> _Direction_
Pull each line holding the word "ЦЕНТРЕ" from the data.

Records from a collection
START

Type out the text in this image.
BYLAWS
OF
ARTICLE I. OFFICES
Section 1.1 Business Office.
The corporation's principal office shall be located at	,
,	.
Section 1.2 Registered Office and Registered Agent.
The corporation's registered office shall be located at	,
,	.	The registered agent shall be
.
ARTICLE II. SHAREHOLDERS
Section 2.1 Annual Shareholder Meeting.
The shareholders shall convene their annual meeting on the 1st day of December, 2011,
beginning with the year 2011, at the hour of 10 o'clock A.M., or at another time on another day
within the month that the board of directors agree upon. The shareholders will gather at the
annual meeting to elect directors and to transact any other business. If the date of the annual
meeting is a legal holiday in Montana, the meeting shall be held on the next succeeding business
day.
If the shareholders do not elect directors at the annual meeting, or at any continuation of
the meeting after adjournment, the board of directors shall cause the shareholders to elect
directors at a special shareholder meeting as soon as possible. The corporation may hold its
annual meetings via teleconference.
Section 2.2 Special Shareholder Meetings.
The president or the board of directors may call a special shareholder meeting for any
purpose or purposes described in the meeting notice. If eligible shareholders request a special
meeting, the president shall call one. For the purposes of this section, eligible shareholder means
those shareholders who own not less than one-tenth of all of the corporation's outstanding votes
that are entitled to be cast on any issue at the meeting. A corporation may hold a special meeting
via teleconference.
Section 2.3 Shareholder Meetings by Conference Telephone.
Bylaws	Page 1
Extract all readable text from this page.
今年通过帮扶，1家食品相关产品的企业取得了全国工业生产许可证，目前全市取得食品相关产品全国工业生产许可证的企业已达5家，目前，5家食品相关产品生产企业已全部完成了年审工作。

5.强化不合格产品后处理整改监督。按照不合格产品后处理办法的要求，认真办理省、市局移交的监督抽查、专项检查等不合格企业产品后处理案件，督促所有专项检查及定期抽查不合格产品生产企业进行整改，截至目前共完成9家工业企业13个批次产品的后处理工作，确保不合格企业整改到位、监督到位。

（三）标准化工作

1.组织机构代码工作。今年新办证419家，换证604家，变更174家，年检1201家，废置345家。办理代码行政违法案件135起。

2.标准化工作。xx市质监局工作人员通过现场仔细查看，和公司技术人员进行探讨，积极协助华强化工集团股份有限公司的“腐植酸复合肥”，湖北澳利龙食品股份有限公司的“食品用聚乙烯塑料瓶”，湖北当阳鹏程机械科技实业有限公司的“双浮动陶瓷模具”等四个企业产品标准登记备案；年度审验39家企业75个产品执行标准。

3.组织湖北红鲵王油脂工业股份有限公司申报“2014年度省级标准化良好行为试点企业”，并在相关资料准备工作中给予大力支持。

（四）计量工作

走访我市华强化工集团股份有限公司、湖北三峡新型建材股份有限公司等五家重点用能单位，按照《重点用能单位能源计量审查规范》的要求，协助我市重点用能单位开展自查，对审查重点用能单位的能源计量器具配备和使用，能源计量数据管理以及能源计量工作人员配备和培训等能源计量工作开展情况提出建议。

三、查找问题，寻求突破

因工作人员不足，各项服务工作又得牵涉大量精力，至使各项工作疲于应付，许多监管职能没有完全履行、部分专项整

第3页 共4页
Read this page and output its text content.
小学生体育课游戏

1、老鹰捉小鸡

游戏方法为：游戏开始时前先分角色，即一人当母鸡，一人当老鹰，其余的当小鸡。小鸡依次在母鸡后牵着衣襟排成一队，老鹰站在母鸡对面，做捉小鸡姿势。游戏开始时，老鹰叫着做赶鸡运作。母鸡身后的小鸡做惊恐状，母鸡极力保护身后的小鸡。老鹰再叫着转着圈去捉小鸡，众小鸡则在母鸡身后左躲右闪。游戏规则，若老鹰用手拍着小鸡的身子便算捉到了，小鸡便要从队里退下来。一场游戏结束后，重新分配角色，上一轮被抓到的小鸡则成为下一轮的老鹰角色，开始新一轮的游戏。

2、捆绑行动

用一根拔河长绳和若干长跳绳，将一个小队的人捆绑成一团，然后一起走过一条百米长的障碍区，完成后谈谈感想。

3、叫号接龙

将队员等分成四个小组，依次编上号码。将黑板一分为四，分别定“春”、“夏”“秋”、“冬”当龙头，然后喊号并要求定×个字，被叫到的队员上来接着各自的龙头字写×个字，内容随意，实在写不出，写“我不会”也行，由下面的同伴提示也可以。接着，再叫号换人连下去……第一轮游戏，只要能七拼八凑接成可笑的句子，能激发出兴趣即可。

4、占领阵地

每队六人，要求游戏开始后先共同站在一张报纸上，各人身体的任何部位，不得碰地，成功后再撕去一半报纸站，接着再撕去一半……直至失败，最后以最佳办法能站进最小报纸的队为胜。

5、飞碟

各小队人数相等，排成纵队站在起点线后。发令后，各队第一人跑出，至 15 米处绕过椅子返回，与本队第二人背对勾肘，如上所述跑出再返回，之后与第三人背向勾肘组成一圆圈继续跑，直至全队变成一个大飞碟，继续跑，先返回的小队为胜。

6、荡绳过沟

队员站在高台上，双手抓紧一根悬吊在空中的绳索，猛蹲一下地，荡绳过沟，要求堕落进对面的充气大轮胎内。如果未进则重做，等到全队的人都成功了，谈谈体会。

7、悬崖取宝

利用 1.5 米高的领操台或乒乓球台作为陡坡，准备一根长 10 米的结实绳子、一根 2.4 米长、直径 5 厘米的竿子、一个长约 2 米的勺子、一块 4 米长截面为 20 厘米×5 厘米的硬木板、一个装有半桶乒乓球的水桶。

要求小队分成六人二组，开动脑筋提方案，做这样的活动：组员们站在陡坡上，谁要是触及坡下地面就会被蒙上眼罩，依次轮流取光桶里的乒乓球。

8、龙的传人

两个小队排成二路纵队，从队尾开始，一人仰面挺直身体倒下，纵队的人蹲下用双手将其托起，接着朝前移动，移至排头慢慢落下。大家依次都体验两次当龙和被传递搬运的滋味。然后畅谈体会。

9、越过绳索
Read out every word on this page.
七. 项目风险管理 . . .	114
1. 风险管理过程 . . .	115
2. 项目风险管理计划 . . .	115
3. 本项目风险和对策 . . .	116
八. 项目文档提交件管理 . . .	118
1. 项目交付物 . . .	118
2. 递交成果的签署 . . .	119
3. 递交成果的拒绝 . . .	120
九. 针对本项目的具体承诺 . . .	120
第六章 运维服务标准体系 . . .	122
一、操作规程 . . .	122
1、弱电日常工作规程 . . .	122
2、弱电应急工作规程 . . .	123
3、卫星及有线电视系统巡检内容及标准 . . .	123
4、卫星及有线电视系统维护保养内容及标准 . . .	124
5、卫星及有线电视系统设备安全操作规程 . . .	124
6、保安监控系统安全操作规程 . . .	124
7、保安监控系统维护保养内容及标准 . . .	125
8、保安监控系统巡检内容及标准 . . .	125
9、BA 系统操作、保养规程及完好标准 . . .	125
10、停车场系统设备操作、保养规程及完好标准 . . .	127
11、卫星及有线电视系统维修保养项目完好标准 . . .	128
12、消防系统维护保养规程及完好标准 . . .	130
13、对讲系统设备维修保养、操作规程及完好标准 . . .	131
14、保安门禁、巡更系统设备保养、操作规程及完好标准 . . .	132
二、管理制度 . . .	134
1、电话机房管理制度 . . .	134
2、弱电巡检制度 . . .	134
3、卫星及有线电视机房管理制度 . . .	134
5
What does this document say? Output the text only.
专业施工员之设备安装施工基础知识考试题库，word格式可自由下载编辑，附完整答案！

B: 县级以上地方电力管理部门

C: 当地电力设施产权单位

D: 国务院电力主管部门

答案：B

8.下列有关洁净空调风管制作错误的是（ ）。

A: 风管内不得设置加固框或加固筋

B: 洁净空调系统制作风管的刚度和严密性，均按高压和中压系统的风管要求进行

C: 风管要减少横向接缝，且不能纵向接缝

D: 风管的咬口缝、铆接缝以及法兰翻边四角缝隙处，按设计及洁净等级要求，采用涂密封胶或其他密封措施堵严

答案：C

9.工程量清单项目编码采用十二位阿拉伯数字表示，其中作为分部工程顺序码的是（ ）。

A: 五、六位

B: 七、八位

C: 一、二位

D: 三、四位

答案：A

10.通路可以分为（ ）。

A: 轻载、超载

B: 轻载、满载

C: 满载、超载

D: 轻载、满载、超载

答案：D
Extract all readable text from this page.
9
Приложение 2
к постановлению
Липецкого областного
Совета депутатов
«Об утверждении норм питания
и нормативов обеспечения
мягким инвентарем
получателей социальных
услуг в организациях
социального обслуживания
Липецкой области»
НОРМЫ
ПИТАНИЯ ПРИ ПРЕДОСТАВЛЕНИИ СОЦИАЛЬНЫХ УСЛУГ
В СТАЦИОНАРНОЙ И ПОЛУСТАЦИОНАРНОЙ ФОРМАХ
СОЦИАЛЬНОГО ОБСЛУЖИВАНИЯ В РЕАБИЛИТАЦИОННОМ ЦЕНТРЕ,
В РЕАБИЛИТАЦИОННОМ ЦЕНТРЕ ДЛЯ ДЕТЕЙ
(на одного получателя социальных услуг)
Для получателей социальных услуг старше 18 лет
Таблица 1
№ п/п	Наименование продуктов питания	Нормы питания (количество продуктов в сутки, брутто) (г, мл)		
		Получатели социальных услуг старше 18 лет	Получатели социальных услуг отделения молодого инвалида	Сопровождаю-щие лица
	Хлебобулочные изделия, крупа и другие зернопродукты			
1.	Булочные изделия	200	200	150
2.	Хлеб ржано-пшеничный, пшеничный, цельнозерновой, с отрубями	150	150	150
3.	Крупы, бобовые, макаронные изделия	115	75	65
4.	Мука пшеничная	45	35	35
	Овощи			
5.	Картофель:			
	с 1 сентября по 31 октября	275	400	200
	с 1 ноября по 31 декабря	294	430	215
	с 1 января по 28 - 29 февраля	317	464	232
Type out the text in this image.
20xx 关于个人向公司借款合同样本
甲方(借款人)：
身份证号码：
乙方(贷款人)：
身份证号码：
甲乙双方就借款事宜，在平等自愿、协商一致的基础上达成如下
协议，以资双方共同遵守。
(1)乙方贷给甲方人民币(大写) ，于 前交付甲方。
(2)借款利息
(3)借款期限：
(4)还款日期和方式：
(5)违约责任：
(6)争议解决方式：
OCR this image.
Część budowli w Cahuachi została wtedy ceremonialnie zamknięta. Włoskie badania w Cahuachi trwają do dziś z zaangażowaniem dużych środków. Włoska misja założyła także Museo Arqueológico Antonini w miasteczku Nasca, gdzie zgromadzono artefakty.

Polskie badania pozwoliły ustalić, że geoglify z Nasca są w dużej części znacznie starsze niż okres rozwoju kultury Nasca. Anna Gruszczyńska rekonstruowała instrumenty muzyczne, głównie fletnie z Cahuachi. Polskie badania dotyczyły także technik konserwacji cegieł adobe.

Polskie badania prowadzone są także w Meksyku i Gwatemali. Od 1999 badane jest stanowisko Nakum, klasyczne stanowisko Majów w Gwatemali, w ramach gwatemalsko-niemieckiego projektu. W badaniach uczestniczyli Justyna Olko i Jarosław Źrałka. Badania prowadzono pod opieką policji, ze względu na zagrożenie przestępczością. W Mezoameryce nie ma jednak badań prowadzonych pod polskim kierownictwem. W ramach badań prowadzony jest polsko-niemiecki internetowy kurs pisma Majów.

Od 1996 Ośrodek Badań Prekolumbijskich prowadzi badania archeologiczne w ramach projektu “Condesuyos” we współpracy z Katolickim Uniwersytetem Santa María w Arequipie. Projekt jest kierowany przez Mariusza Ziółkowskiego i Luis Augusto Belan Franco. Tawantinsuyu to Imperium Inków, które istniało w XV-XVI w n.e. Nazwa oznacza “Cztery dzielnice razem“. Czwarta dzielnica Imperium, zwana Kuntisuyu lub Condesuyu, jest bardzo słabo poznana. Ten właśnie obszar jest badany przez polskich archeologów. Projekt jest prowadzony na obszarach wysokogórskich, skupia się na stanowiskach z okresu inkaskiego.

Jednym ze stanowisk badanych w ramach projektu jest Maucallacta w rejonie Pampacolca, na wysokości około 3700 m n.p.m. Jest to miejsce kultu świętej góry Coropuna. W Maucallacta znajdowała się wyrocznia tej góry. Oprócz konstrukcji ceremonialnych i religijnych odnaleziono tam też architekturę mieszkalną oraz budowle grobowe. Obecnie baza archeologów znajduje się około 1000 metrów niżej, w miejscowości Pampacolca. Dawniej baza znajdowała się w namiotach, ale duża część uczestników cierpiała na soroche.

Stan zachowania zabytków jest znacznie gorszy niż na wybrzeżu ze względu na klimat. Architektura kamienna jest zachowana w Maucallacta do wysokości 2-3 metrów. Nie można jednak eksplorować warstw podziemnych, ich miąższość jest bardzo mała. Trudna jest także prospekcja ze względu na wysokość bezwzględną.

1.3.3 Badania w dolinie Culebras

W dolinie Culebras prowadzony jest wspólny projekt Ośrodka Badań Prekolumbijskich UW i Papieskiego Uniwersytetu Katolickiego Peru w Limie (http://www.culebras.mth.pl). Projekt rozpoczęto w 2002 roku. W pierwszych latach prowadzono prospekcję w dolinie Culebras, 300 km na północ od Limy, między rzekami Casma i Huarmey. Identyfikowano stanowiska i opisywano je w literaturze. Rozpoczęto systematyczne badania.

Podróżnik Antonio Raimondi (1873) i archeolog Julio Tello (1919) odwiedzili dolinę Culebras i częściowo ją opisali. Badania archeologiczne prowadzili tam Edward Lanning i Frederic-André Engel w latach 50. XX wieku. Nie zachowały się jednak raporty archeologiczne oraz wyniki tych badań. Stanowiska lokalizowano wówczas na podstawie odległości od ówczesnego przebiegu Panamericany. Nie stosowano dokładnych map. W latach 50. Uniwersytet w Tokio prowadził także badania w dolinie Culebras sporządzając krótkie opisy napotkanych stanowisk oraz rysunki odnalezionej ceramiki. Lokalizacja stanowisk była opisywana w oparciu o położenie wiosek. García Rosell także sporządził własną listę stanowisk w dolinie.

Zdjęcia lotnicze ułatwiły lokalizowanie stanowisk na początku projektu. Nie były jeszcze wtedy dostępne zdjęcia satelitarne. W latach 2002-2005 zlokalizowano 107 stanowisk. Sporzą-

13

END

> _Written answer_
СОЦИАЛЬНОГО ОБСЛУЖИВАНИЯ В РЕАБИЛИТАЦИОННОМ ЦЕНТРЕ,
В РЕАБИЛИТАЦИОННОМ ЦЕНТРЕ ДЛЯ ДЕТЕЙ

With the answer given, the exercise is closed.